TASK INSTRUCTIONS:
a. According to the passage on industrial hog farms, how much more likely are Native Americans than white people to live within three miles of such farms?
b. Write the next part of the passage on industrial hog farms and their lagoons, continuing after its final sentence.

DOCUMENT PASSAGE:

* Begin *

These industrial farms and their lagoons pose health and environmental hazards in normal times. "This urine and fecal matter produces methane, ammonia gases, and so you can smell it. And what people say, it smells like rotten eggs, sometimes rotten collard greens or--it's just a terrible smell. And [people] have been forced off of their wells, because they were seeing remnants of the waste in their well waters by the coloring and the odors coming out of their well water," according to Naeema Muhammad, organizing co-director for the North Carolina Environmental Justice Network.2

A 2014 study linked air pollution from hog farms to increased rates of nausea, higher blood pressure, respiratory issues including asthma, and overall diminished quality of life. Nitrates associated with pig manure which leak or spill from these lagoons and have been found in groundwater have been linked to illness such as blue baby syndrome--when babies' skin turns blue due to dangerously low levels of hemoglobin in their blood. Living near a hog farm can even shorten lifespan according to a new Duke University study.3

These health and environmental dangers are made even worse by how these hog farms try to prevent their open-air cesspools from overflowing: they liquefy their pig manure and spray it onto nearby fields, which can also run off into rivers, streams, and groundwaters. (This is what some pig farms did as Florence approached in order to prevent their lagoons from overflowing or breaching.)

Who lives nearby these foul-smelling, environmentally hazardous hog factories? Disproportionately Black people, Latinos and Native Americans--who are 1.5, 1.39 and 2.18 times more likely to live within three miles of industrial hog farms than white people. Lumberton, which we described in part II of this series, is one of those towns.

* End *

ENTRIES:

* Begin *

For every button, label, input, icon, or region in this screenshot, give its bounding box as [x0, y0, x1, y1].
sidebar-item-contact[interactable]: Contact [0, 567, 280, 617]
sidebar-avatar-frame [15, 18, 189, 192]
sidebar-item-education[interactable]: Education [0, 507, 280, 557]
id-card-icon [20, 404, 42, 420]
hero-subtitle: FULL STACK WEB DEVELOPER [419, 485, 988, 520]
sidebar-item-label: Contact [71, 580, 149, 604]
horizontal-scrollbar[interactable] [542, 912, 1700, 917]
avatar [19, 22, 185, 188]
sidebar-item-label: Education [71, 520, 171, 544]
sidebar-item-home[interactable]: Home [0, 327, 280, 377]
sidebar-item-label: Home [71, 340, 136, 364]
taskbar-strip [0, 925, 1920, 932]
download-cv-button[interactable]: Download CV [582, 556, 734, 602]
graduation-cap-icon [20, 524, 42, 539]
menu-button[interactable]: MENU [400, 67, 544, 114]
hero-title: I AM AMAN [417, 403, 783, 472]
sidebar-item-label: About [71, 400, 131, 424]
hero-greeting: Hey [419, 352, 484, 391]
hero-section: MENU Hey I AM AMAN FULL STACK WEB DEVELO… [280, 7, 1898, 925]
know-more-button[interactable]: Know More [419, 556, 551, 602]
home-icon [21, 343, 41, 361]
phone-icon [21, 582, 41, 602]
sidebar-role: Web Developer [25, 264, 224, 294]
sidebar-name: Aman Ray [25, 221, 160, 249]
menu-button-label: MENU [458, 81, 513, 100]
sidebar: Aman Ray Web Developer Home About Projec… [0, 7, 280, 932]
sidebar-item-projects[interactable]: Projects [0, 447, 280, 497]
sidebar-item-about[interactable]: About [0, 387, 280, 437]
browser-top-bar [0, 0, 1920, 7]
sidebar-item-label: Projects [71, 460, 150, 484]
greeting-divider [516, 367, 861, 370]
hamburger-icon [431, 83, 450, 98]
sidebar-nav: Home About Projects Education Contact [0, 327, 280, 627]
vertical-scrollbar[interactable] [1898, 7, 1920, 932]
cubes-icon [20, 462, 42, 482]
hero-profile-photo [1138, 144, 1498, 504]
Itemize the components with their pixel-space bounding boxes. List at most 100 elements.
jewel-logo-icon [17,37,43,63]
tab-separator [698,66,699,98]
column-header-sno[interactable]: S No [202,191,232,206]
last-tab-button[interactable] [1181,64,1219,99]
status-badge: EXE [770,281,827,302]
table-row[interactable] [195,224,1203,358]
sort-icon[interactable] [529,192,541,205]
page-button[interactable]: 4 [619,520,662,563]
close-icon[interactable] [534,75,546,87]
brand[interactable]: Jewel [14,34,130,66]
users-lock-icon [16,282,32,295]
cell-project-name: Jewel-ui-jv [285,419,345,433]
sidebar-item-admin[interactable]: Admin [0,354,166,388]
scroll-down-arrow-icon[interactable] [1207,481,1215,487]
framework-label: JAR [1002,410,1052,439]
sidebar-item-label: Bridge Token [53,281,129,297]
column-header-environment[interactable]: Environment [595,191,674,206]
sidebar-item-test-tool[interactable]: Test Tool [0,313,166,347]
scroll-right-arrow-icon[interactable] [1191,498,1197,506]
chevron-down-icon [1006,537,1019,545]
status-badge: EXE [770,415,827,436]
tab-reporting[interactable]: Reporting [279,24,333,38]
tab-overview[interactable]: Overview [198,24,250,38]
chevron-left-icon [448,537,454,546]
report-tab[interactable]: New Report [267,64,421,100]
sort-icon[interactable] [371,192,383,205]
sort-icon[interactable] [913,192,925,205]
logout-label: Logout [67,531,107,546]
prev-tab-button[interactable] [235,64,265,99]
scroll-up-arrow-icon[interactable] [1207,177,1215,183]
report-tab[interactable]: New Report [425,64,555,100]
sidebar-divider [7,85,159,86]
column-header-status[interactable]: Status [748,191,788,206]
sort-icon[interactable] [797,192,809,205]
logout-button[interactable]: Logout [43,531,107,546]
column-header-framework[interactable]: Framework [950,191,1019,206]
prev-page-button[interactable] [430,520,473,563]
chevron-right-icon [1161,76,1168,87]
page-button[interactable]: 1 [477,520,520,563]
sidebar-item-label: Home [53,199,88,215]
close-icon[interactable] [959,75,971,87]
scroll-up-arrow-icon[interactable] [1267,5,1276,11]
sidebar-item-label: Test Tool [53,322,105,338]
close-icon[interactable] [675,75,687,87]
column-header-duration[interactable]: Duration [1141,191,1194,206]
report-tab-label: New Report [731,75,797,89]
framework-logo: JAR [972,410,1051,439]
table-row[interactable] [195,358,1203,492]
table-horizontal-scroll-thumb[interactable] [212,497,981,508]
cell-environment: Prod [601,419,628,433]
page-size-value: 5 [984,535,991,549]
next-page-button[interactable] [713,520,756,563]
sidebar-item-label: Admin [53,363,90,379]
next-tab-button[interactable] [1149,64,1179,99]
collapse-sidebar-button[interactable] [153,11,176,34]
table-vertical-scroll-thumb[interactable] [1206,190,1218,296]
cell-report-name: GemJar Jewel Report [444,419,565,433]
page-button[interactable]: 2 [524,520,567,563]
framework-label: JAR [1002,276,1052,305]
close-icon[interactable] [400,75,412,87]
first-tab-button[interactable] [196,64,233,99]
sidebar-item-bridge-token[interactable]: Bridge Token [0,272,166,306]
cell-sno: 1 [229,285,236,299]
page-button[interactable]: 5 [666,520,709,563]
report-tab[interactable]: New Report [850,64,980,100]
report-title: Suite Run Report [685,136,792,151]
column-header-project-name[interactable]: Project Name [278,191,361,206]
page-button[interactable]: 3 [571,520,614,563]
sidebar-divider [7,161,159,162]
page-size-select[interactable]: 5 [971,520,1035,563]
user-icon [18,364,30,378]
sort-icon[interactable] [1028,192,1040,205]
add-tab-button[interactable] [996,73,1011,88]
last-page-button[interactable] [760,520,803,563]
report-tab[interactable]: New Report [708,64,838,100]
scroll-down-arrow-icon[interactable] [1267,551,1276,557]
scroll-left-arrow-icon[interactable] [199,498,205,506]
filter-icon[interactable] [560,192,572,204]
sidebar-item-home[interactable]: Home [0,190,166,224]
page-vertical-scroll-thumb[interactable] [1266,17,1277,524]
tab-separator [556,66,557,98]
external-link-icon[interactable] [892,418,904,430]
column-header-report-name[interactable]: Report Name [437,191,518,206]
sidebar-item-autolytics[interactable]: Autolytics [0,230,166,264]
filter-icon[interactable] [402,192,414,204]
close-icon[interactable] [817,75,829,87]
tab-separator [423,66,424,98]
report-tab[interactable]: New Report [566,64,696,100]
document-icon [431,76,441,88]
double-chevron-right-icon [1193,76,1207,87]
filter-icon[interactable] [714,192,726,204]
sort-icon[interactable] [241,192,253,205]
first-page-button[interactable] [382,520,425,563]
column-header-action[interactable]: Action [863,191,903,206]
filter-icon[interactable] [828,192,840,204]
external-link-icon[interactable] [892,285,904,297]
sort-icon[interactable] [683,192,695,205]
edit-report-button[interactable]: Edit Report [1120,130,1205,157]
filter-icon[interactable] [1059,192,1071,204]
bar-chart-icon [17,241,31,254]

* End *
* Begin *

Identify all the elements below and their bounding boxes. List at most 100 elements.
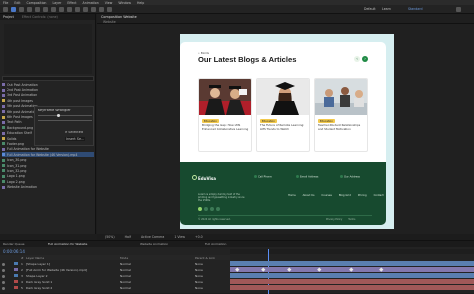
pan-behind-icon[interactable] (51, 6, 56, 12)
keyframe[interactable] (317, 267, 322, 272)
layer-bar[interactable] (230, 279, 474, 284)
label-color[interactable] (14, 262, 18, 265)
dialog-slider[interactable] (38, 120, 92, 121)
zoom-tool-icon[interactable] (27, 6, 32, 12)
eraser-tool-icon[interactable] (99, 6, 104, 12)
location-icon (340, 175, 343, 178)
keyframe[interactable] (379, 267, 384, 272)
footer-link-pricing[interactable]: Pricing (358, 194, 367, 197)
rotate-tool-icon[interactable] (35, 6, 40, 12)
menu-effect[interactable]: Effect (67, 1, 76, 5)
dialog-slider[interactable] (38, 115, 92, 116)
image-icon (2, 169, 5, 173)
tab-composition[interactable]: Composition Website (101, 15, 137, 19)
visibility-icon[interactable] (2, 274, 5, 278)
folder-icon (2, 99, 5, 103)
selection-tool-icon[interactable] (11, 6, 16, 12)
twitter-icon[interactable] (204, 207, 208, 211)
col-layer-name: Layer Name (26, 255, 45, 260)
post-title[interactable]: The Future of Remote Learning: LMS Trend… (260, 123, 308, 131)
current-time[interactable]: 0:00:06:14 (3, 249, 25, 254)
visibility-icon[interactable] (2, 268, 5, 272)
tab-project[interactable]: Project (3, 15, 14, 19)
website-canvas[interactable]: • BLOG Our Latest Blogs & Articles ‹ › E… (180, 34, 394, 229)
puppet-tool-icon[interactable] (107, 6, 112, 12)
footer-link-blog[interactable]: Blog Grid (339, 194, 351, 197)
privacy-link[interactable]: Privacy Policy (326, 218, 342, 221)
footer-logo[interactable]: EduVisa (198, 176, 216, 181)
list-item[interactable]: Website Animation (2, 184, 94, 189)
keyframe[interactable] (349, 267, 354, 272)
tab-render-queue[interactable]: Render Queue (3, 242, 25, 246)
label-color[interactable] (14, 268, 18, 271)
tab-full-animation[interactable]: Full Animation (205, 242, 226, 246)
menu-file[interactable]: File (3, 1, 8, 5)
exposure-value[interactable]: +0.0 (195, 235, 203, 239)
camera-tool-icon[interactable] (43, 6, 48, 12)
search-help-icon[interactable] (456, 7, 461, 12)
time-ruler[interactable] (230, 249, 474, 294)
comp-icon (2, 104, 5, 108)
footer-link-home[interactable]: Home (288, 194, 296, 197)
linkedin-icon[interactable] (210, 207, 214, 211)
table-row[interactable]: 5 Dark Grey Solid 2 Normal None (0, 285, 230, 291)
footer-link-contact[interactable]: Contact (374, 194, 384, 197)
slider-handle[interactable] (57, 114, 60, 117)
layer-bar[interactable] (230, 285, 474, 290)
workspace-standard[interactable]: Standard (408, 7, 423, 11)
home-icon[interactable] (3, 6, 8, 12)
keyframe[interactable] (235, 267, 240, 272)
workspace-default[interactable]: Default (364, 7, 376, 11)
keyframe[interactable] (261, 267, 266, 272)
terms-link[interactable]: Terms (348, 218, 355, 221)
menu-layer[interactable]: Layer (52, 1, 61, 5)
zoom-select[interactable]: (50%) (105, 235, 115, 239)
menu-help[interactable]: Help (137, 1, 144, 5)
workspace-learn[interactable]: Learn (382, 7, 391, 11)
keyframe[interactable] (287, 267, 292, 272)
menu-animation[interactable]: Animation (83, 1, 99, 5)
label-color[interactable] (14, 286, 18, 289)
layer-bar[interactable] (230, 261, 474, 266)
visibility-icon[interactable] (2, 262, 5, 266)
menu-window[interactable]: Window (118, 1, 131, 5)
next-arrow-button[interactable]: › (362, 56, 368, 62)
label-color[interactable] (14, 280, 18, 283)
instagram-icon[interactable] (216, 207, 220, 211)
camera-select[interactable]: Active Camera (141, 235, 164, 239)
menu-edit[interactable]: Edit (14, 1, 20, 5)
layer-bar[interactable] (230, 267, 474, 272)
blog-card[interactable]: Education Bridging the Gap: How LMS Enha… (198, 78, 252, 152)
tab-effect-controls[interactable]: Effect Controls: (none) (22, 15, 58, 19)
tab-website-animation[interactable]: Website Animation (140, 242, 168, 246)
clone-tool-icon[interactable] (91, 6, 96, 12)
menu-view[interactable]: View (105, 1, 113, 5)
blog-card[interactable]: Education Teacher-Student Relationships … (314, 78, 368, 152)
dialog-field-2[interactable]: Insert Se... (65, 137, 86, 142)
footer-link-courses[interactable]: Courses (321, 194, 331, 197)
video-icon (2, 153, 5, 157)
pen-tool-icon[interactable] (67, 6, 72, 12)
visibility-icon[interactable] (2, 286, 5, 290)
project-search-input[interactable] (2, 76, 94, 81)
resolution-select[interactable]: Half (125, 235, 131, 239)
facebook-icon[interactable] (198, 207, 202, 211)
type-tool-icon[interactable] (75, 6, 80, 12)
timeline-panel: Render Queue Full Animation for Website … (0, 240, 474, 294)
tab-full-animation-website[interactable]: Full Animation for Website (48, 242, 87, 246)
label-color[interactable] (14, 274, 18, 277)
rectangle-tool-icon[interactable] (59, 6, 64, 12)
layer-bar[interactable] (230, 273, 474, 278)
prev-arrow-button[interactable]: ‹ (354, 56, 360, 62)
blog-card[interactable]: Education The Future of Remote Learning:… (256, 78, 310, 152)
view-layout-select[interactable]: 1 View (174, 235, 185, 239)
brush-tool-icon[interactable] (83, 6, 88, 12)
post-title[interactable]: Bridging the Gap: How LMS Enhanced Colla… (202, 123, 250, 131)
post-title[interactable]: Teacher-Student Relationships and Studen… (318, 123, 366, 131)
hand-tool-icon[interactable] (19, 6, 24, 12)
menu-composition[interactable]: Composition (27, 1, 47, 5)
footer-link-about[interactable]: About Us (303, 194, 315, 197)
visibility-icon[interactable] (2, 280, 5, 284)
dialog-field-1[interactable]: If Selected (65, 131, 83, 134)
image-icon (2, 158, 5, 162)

* End *
* Begin *

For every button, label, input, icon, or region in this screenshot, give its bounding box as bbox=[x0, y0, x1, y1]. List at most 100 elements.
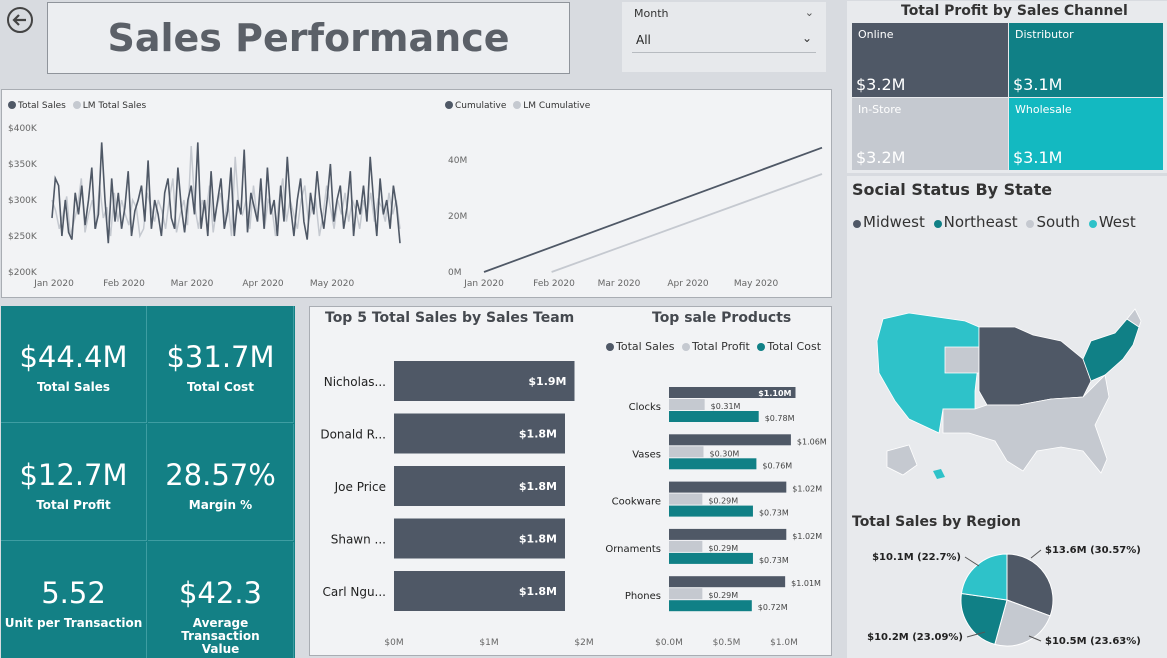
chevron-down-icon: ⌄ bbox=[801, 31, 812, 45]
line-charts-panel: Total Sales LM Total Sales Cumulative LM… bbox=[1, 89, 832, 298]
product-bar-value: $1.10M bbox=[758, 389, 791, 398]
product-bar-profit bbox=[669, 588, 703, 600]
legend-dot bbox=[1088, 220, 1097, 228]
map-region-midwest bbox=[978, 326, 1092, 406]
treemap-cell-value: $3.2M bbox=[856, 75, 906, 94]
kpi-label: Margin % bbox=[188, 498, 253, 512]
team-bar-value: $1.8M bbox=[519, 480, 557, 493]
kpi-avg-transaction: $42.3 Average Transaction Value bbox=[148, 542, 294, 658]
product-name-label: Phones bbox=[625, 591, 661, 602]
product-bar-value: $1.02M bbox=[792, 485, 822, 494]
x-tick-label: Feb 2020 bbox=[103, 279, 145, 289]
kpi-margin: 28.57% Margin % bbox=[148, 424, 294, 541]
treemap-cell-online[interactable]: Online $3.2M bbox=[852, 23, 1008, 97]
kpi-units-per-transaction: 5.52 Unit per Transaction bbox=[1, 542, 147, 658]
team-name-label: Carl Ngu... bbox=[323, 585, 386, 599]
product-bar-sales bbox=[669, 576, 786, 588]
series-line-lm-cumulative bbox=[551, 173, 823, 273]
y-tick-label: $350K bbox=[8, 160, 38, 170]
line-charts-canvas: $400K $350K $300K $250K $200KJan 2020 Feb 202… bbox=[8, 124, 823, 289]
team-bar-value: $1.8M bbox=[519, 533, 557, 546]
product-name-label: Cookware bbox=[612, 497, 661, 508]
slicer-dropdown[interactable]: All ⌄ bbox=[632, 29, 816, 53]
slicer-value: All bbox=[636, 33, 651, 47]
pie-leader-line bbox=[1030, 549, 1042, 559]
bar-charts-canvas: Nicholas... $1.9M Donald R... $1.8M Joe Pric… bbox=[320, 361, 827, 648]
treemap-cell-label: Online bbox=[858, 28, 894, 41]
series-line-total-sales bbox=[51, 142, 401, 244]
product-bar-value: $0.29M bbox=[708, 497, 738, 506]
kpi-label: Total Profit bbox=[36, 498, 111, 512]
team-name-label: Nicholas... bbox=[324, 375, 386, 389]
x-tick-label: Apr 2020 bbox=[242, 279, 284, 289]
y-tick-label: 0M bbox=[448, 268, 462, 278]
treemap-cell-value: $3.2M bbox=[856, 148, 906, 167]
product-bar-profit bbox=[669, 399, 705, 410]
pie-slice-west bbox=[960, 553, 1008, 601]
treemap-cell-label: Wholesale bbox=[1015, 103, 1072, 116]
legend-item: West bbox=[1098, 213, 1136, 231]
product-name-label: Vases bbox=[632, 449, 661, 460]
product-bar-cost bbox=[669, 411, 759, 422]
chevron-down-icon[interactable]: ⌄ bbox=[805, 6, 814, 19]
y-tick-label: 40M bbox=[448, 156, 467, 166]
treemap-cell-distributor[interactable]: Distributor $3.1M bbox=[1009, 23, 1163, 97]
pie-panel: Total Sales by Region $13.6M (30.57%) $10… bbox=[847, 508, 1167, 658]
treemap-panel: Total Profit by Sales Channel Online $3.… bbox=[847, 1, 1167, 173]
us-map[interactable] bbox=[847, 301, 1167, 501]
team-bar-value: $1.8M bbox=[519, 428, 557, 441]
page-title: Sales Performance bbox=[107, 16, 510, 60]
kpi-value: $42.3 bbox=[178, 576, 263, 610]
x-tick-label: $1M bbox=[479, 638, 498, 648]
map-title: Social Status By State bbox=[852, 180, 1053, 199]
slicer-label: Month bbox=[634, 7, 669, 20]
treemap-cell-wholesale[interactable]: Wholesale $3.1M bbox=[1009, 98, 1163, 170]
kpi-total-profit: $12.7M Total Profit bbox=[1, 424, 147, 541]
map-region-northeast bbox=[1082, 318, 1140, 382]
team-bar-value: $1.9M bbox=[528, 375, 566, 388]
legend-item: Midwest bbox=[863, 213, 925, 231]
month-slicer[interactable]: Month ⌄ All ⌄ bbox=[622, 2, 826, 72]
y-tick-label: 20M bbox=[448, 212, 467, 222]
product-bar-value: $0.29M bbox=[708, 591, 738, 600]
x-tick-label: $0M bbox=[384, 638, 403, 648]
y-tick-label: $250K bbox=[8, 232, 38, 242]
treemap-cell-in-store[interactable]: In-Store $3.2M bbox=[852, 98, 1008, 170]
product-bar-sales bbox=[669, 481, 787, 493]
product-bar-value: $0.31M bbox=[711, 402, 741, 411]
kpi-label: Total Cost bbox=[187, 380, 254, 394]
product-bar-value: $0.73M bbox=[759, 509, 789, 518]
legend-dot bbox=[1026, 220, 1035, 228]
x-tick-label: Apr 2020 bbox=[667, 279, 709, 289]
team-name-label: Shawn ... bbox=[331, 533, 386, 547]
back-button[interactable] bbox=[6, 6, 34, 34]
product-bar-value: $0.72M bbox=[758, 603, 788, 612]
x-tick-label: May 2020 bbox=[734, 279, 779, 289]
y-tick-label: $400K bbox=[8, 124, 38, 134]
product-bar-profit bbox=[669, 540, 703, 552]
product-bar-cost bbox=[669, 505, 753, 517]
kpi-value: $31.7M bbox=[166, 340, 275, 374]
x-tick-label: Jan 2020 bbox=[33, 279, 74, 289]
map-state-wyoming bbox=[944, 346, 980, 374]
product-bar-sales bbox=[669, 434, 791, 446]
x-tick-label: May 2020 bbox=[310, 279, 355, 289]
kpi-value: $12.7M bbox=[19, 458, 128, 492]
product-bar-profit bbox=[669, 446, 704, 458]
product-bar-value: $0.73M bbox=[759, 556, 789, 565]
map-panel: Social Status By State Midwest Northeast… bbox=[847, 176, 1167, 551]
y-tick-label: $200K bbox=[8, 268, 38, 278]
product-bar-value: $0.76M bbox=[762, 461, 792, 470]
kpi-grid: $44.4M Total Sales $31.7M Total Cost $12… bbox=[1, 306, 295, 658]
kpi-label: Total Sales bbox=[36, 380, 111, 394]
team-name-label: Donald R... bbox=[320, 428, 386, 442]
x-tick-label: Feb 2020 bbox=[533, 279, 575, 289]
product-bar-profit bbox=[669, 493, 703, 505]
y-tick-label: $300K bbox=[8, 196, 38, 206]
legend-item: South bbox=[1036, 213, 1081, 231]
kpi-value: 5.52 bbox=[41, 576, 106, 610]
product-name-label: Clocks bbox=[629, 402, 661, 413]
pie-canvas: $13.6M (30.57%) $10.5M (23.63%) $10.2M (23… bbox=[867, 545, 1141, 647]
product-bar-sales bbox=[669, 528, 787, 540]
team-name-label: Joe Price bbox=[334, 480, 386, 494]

* End *

EXPECTED RESPONSES:
a. 2.18 times more likely

b.
"We're prisoners in our own home," one Black woman, whose family had lived on their property for nearly 100 years, told the Guardian.4

Hit By Florence, Lagoons Pour Poisonous Waste into Rivers and Waterways

The environmental and health hazards posed by North Carolina's hog farms and waste lagoons are heightened by their location: there are still at least 62 factory hog operations on North Carolina's eastern plain, which is increasingly hit by hurricanes and record flooding. And these factory farms store more than 200 million gallons of animal waste generated each year.

Hurricane Florence pummeled North Carolina with up to 36 inches of rain in four days, dumping a total of 8 trillion gallons of water.5 For two weeks, those rains gushed across the plains and down from mountains in the west, causing rivers to crest at record levels and some towns to flood.

Of the over 100 pig manure lagoons at risk of being breached or flooded, the Natural Resources Defense Council found that six lagoons suffered structural damage and 33 overflowed discharging huge amounts of hog feces. More than seven million gallons of hog sh*t escaped from two lagoons alone, fouling tributaries to two of North Carolina's largest rivers: the South River and the Northeast Cape Fear River.6

Over 5,000 pigs and 4.2 million farm chickens and turkeys were drowned or died during the storm and flooding, adding another potential biohazard to this horrid mix.

Why Do Industrial Hog Farms Remain in Flood Zones?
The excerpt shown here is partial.